→ Problem set:
#1 Restate word for word the part of the hiking account starting at "One of the many" and ending at "has to offer.".
#2 Report each line of the entries that contains the word "flexible", copying every such line in full.

→ Text segment:
..............................
Into The Great Wide Open

One of the many ponies found throughout the Mt. Rogers High Country

Damascus Virgina is a small community just across  the Tennessee state line. There are several trails that go directly through the town limits including the Virginia Creeper Trail, the Iron Mountain Trail, Bicycle Route 76, and of course, the Appalachian Trail. Although it’s status as the AT’s friendliest town can be debated by many, it is nonetheless a primary stop for those doing a thru hike. W and I chose this as our starting point and we would spend the next several days hiking through some of the best scenery Virginia has to offer.

The AT at the intersection with Beartree Gap Trail

We spent the first couple of days climbing and descending several smaller mountains before we would reach the heart of Mt. Rogers NRA and the surrounding highcountry. Once we reached Whitetop Mountain and the Grayson Highlands, I knew we had made the right decision to hike in this place. I had seen several Appalachian Balds over the past couple of years, but what the high country around Mt. Rogers had to offer was truly unique. It has often been described as a slice of Montana set in the middle of the southern Appalachians. The broad expanse of grassy land was  interspersed with many rock outcroppings, the most spectacular being Wilburn Ridge. I was especially enthralled with the wild ponies that the Forest Service uses to help keep the balds clear. The Appalachian Trail also traverses Grayson Highlands State Park, creating a large C shaped portion of trail. By the time we reached the Fox Creek Trailhead, we had seen the best of Virginia. I had also made a very important contact during our hike as well.
..............................
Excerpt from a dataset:
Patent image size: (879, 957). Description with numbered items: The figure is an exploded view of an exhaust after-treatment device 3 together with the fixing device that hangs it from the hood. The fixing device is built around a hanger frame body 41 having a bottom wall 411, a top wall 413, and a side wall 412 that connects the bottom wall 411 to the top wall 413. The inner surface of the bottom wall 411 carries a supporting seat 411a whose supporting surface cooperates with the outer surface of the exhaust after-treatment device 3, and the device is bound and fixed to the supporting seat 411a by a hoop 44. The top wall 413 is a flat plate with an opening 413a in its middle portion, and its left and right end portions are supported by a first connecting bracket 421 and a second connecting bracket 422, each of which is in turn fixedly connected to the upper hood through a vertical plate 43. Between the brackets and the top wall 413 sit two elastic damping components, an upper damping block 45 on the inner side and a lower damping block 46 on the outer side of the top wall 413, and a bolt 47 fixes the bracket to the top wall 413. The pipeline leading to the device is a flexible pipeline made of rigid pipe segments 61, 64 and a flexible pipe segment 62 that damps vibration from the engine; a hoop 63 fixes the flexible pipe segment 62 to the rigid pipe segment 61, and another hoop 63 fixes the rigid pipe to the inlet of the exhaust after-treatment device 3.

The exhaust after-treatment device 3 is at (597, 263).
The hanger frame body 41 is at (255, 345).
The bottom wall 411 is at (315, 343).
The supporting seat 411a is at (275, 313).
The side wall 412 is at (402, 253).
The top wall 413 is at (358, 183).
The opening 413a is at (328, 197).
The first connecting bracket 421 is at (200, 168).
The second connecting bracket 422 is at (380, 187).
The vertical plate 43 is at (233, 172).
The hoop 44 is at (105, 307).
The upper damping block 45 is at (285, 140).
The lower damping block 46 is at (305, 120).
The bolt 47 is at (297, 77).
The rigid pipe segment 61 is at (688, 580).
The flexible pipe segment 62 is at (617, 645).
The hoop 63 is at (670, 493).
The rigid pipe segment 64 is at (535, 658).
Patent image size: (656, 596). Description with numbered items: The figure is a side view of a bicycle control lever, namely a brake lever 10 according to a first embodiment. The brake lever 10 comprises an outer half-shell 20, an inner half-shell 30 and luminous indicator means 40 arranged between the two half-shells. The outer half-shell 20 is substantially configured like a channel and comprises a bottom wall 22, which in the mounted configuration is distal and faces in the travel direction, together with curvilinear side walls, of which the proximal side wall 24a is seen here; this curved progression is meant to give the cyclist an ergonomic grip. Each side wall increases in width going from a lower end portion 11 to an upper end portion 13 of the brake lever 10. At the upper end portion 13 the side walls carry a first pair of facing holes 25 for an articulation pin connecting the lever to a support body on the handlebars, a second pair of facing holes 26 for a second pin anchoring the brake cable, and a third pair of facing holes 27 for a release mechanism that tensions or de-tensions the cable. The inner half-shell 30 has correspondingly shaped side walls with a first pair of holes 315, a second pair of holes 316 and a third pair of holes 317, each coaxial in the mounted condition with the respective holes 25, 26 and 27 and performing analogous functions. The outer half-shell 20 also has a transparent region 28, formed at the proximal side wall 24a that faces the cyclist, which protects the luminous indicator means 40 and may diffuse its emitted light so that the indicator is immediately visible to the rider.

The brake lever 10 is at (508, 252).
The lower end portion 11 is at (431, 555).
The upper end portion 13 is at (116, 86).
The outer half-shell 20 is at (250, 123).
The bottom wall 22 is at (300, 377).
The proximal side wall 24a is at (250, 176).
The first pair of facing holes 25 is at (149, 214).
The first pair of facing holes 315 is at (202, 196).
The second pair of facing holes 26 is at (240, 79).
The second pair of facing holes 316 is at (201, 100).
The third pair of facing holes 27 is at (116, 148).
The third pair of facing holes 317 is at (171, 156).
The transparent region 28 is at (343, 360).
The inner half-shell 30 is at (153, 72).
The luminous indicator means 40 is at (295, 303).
..............................
→ Results of the exercise:
#1
One of the many ponies found throughout the Mt. Rogers High Country

Damascus Virgina is a small community just across  the Tennessee state line. There are several trails that go directly through the town limits including the Virginia Creeper Trail, the Iron Mountain Trail, Bicycle Route 76, and of course, the Appalachian Trail. Although it’s status as the AT’s friendliest town can be debated by many, it is nonetheless a primary stop for those doing a thru hike. W and I chose this as our starting point and we would spend the next several days hiking through some of the best scenery Virginia has to offer.

#2
Patent image size: (879, 957). Description with numbered items: The figure is an exploded view of an exhaust after-treatment device 3 together with the fixing device that hangs it from the hood. The fixing device is built around a hanger frame body 41 having a bottom wall 411, a top wall 413, and a side wall 412 that connects the bottom wall 411 to the top wall 413. The inner surface of the bottom wall 411 carries a supporting seat 411a whose supporting surface cooperates with the outer surface of the exhaust after-treatment device 3, and the device is bound and fixed to the supporting seat 411a by a hoop 44. The top wall 413 is a flat plate with an opening 413a in its middle portion, and its left and right end portions are supported by a first connecting bracket 421 and a second connecting bracket 422, each of which is in turn fixedly connected to the upper hood through a vertical plate 43. Between the brackets and the top wall 413 sit two elastic damping components, an upper damping block 45 on the inner side and a lower damping block 46 on the outer side of the top wall 413, and a bolt 47 fixes the bracket to the top wall 413. The pipeline leading to the device is a flexible pipeline made of rigid pipe segments 61, 64 and a flexible pipe segment 62 that damps vibration from the engine; a hoop 63 fixes the flexible pipe segment 62 to the rigid pipe segment 61, and another hoop 63 fixes the rigid pipe to the inlet of the exhaust after-treatment device 3.
The flexible pipe segment 62 is at (617, 645).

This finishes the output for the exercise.